Given task: Your answer should be a single number: the count of lines that hold the word "orderName".

-- start Record excerpts --

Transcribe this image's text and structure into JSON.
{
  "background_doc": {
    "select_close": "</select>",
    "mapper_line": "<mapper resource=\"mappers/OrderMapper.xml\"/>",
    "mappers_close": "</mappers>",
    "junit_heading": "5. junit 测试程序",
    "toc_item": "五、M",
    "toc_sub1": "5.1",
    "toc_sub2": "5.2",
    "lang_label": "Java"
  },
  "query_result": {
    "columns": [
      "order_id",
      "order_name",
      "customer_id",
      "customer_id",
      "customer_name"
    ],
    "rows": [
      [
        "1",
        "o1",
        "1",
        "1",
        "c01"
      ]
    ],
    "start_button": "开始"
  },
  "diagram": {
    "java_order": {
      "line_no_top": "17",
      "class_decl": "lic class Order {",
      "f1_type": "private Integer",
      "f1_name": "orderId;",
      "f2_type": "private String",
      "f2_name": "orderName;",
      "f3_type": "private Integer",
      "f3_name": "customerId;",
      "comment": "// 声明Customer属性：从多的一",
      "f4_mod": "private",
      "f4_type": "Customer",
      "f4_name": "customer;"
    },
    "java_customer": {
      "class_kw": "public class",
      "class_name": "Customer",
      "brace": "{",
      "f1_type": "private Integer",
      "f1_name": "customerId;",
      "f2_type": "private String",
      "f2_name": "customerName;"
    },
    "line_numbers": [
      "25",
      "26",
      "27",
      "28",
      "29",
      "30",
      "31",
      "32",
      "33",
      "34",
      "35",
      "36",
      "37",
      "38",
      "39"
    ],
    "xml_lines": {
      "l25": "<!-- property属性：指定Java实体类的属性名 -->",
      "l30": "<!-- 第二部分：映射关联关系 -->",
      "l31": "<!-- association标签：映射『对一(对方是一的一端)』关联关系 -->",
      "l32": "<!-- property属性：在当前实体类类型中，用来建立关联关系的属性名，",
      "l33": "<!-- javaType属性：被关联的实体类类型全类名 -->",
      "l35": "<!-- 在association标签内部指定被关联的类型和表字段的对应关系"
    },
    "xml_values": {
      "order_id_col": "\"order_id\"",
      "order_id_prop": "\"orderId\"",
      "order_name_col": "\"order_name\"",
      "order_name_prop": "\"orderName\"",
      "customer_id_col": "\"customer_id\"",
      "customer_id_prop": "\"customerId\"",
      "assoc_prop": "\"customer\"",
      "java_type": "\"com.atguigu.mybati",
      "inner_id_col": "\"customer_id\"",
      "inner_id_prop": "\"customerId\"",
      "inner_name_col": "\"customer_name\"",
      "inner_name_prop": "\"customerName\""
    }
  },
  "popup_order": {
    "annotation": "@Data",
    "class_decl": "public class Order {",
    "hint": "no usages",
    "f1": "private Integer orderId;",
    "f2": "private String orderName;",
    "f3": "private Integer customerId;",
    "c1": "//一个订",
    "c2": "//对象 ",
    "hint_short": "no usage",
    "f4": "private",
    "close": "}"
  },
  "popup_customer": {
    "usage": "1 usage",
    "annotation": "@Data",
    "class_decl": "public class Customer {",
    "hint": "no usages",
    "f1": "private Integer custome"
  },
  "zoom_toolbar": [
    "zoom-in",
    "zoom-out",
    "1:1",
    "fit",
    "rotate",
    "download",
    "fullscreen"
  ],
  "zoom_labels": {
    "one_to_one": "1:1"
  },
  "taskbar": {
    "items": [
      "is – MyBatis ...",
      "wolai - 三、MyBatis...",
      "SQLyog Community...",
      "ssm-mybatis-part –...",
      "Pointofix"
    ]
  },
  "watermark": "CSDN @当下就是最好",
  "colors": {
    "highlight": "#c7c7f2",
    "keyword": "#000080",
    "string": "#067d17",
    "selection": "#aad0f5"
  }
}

-- end Record excerpts --

Written response: 3